» **Description of the task**
Each record is to be transcribed exactly.

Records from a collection
----

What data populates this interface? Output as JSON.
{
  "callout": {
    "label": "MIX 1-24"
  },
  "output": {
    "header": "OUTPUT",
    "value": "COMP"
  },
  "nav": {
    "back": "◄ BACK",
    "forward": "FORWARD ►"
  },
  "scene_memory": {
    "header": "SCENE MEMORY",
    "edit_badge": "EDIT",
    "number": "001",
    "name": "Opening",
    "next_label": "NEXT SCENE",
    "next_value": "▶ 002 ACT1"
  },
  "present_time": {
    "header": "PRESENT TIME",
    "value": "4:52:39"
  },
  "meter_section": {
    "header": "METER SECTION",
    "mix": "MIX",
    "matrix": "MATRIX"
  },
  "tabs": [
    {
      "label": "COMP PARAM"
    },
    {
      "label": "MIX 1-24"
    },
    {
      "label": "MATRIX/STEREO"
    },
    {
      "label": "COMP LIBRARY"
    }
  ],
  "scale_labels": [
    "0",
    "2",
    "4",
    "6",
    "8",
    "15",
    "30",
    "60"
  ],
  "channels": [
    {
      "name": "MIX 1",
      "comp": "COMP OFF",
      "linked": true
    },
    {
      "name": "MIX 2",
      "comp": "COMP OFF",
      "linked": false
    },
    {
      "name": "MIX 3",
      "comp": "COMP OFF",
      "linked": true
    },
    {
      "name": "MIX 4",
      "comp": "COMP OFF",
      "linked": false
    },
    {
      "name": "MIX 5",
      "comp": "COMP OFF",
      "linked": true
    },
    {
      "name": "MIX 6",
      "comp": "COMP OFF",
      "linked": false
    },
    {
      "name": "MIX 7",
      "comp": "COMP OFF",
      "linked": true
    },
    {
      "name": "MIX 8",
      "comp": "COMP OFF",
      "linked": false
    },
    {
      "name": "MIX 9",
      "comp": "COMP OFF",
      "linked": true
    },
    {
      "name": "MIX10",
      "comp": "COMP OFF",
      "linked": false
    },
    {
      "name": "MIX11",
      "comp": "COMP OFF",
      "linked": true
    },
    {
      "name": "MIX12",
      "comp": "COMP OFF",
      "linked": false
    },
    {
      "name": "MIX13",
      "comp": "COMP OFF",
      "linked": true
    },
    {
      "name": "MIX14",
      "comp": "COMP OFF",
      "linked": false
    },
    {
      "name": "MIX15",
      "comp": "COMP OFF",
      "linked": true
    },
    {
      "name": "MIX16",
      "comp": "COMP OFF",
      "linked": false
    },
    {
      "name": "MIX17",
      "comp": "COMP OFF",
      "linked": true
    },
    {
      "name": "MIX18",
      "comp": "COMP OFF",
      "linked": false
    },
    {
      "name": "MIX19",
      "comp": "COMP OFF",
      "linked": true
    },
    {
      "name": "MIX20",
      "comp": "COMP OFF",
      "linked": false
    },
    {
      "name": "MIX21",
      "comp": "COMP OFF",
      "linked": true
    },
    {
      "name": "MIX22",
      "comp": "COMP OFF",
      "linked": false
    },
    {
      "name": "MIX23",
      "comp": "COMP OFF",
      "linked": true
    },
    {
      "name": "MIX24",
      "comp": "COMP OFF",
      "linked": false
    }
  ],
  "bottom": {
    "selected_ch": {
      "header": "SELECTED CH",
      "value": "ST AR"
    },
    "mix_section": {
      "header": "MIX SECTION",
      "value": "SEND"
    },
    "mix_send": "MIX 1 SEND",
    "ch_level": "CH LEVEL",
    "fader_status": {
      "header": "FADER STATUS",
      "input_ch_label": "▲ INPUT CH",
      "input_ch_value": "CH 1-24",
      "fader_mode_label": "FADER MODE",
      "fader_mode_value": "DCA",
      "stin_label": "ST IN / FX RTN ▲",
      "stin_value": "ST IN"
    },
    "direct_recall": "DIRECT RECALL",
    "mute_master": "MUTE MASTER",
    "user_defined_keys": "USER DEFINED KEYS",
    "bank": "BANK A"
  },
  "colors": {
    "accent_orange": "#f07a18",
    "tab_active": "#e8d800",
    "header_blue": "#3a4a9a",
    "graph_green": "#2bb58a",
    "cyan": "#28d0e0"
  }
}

----

» **The reply**
What data populates this interface? Output as JSON.
{
  "callout": {
    "label": "MIX 1-24"
  },
  "output": {
    "header": "OUTPUT",
    "value": "COMP"
  },
  "nav": {
    "back": "◄ BACK",
    "forward": "FORWARD ►"
  },
  "scene_memory": {
    "header": "SCENE MEMORY",
    "edit_badge": "EDIT",
    "number": "001",
    "name": "Opening",
    "next_label": "NEXT SCENE",
    "next_value": "▶ 002 ACT1"
  },
  "present_time": {
    "header": "PRESENT TIME",
    "value": "4:52:39"
  },
  "meter_section": {
    "header": "METER SECTION",
    "mix": "MIX",
    "matrix": "MATRIX"
  },
  "tabs": [
    {
      "label": "COMP PARAM"
    },
    {
      "label": "MIX 1-24"
    },
    {
      "label": "MATRIX/STEREO"
    },
    {
      "label": "COMP LIBRARY"
    }
  ],
  "scale_labels": [
    "0",
    "2",
    "4",
    "6",
    "8",
    "15",
    "30",
    "60"
  ],
  "channels": [
    {
      "name": "MIX 1",
      "comp": "COMP OFF",
      "linked": true
    },
    {
      "name": "MIX 2",
      "comp": "COMP OFF",
      "linked": false
    },
    {
      "name": "MIX 3",
      "comp": "COMP OFF",
      "linked": true
    },
    {
      "name": "MIX 4",
      "comp": "COMP OFF",
      "linked": false
    },
    {
      "name": "MIX 5",
      "comp": "COMP OFF",
      "linked": true
    },
    {
      "name": "MIX 6",
      "comp": "COMP OFF",
      "linked": false
    },
    {
      "name": "MIX 7",
      "comp": "COMP OFF",
      "linked": true
    },
    {
      "name": "MIX 8",
      "comp": "COMP OFF",
      "linked": false
    },
    {
      "name": "MIX 9",
      "comp": "COMP OFF",
      "linked": true
    },
    {
      "name": "MIX10",
      "comp": "COMP OFF",
      "linked": false
    },
    {
      "name": "MIX11",
      "comp": "COMP OFF",
      "linked": true
    },
    {
      "name": "MIX12",
      "comp": "COMP OFF",
      "linked": false
    },
    {
      "name": "MIX13",
      "comp": "COMP OFF",
      "linked": true
    },
    {
      "name": "MIX14",
      "comp": "COMP OFF",
      "linked": false
    },
    {
      "name": "MIX15",
      "comp": "COMP OFF",
      "linked": true
    },
    {
      "name": "MIX16",
      "comp": "COMP OFF",
      "linked": false
    },
    {
      "name": "MIX17",
      "comp": "COMP OFF",
      "linked": true
    },
    {
      "name": "MIX18",
      "comp": "COMP OFF",
      "linked": false
    },
    {
      "name": "MIX19",
      "comp": "COMP OFF",
      "linked": true
    },
    {
      "name": "MIX20",
      "comp": "COMP OFF",
      "linked": false
    },
    {
      "name": "MIX21",
      "comp": "COMP OFF",
      "linked": true
    },
    {
      "name": "MIX22",
      "comp": "COMP OFF",
      "linked": false
    },
    {
      "name": "MIX23",
      "comp": "COMP OFF",
      "linked": true
    },
    {
      "name": "MIX24",
      "comp": "COMP OFF",
      "linked": false
    }
  ],
  "bottom": {
    "selected_ch": {
      "header": "SELECTED CH",
      "value": "ST AR"
    },
    "mix_section": {
      "header": "MIX SECTION",
      "value": "SEND"
    },
    "mix_send": "MIX 1 SEND",
    "ch_level": "CH LEVEL",
    "fader_status": {
      "header": "FADER STATUS",
      "input_ch_label": "▲ INPUT CH",
      "input_ch_value": "CH 1-24",
      "fader_mode_label": "FADER MODE",
      "fader_mode_value": "DCA",
      "stin_label": "ST IN / FX RTN ▲",
      "stin_value": "ST IN"
    },
    "direct_recall": "DIRECT RECALL",
    "mute_master": "MUTE MASTER",
    "user_defined_keys": "USER DEFINED KEYS",
    "bank": "BANK A"
  },
  "colors": {
    "accent_orange": "#f07a18",
    "tab_active": "#e8d800",
    "header_blue": "#3a4a9a",
    "graph_green": "#2bb58a",
    "cyan": "#28d0e0"
  }
}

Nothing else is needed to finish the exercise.